Data entries —
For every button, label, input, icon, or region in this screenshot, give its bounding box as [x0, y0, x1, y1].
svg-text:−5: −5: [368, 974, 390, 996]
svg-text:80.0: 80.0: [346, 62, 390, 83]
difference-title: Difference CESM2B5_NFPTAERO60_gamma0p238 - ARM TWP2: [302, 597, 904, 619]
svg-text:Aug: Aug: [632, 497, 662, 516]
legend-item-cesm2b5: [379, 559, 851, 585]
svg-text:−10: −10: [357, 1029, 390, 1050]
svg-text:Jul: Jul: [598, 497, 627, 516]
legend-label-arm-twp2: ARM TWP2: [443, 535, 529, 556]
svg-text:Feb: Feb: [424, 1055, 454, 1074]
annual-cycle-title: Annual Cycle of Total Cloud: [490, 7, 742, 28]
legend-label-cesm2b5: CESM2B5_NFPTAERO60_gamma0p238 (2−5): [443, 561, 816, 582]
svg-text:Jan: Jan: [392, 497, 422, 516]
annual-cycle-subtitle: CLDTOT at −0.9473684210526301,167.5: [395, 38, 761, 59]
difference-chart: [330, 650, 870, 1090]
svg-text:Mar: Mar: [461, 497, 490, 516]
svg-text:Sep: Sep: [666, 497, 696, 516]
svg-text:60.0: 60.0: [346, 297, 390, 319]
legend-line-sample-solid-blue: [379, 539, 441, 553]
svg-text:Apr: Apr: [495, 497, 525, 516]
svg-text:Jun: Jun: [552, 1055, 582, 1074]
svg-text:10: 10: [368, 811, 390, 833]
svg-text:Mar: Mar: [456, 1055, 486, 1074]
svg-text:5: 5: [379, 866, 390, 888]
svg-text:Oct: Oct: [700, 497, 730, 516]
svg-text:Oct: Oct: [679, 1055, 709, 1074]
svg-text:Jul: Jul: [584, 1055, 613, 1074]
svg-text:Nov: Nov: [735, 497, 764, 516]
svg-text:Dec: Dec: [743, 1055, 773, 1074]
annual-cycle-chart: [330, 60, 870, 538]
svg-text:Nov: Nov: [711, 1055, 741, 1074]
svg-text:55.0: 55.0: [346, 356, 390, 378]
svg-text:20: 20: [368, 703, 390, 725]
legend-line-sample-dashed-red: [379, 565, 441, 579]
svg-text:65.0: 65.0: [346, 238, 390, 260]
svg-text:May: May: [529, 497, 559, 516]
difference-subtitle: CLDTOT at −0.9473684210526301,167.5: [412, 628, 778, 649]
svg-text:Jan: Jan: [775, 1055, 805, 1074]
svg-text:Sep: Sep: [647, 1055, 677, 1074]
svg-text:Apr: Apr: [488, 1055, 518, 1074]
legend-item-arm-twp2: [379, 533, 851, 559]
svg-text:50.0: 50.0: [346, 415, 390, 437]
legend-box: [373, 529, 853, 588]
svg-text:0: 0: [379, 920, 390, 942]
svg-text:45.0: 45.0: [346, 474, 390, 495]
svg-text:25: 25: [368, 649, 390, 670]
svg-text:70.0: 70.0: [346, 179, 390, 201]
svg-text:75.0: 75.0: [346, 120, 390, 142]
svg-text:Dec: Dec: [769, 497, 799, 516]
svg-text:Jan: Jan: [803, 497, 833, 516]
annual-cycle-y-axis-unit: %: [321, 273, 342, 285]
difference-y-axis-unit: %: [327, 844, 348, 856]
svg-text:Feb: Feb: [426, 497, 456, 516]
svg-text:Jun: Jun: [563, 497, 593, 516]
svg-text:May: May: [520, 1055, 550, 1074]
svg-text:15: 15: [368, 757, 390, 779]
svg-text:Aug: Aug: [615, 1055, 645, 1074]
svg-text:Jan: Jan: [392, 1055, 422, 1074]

Set exercise — Give all of the data above as a Markdown table with two columns, Row and Data line, one row for each line with its number. Skip any blank lines.

Exercise answer —
| Row | Data line |
|---|---|
| 1 | For every button, label, input, icon, or region in this screenshot, give its bounding box as [x0, y0, x1, y1]. |
| 2 | svg-text:−5: −5: [368, 974, 390, 996] |
| 3 | svg-text:80.0: 80.0: [346, 62, 390, 83] |
| 4 | difference-title: Difference CESM2B5_NFPTAERO60_gamma0p238 - ARM TWP2: [302, 597, 904, 619] |
| 5 | svg-text:Aug: Aug: [632, 497, 662, 516] |
| 6 | legend-item-cesm2b5: [379, 559, 851, 585] |
| 7 | svg-text:−10: −10: [357, 1029, 390, 1050] |
| 8 | svg-text:Jul: Jul: [598, 497, 627, 516] |
| 9 | legend-label-arm-twp2: ARM TWP2: [443, 535, 529, 556] |
| 10 | svg-text:Feb: Feb: [424, 1055, 454, 1074] |
| 11 | annual-cycle-title: Annual Cycle of Total Cloud: [490, 7, 742, 28] |
| 12 | legend-label-cesm2b5: CESM2B5_NFPTAERO60_gamma0p238 (2−5): [443, 561, 816, 582] |
| 13 | svg-text:Jan: Jan: [392, 497, 422, 516] |
| 14 | annual-cycle-subtitle: CLDTOT at −0.9473684210526301,167.5: [395, 38, 761, 59] |
| 15 | difference-chart: [330, 650, 870, 1090] |
| 16 | svg-text:Mar: Mar: [461, 497, 490, 516] |
| 17 | svg-text:Sep: Sep: [666, 497, 696, 516] |
| 18 | svg-text:60.0: 60.0: [346, 297, 390, 319] |
| 19 | legend-line-sample-solid-blue: [379, 539, 441, 553] |
| 20 | svg-text:Apr: Apr: [495, 497, 525, 516] |
| 21 | svg-text:Jun: Jun: [552, 1055, 582, 1074] |
| 22 | svg-text:10: 10: [368, 811, 390, 833] |
| 23 | svg-text:Mar: Mar: [456, 1055, 486, 1074] |
| 24 | svg-text:5: 5: [379, 866, 390, 888] |
| 25 | svg-text:Oct: Oct: [700, 497, 730, 516] |
| 26 | svg-text:Oct: Oct: [679, 1055, 709, 1074] |
| 27 | svg-text:Jul: Jul: [584, 1055, 613, 1074] |
| 28 | svg-text:Nov: Nov: [735, 497, 764, 516] |
| 29 | svg-text:Dec: Dec: [743, 1055, 773, 1074] |
| 30 | annual-cycle-chart: [330, 60, 870, 538] |
| 31 | svg-text:Nov: Nov: [711, 1055, 741, 1074] |
| 32 | svg-text:55.0: 55.0: [346, 356, 390, 378] |
| 33 | svg-text:20: 20: [368, 703, 390, 725] |
| 34 | legend-line-sample-dashed-red: [379, 565, 441, 579] |
| 35 | svg-text:65.0: 65.0: [346, 238, 390, 260] |
| 36 | svg-text:May: May: [529, 497, 559, 516] |
| 37 | difference-subtitle: CLDTOT at −0.9473684210526301,167.5: [412, 628, 778, 649] |
| 38 | svg-text:Jan: Jan: [775, 1055, 805, 1074] |
| 39 | svg-text:Sep: Sep: [647, 1055, 677, 1074] |
| 40 | svg-text:Apr: Apr: [488, 1055, 518, 1074] |
| 41 | legend-item-arm-twp2: [379, 533, 851, 559] |
| 42 | svg-text:50.0: 50.0: [346, 415, 390, 437] |
| 43 | legend-box: [373, 529, 853, 588] |
| 44 | svg-text:0: 0: [379, 920, 390, 942] |
| 45 | svg-text:45.0: 45.0: [346, 474, 390, 495] |
| 46 | svg-text:25: 25: [368, 649, 390, 670] |
| 47 | svg-text:70.0: 70.0: [346, 179, 390, 201] |
| 48 | svg-text:75.0: 75.0: [346, 120, 390, 142] |
| 49 | svg-text:Dec: Dec: [769, 497, 799, 516] |
| 50 | svg-text:Jan: Jan: [803, 497, 833, 516] |
| 51 | annual-cycle-y-axis-unit: %: [321, 273, 342, 285] |
| 52 | difference-y-axis-unit: %: [327, 844, 348, 856] |
| 53 | svg-text:Feb: Feb: [426, 497, 456, 516] |
| 54 | svg-text:Jun: Jun: [563, 497, 593, 516] |
| 55 | svg-text:May: May: [520, 1055, 550, 1074] |
| 56 | svg-text:15: 15: [368, 757, 390, 779] |
| 57 | svg-text:Aug: Aug: [615, 1055, 645, 1074] |
| 58 | svg-text:Jan: Jan: [392, 1055, 422, 1074] |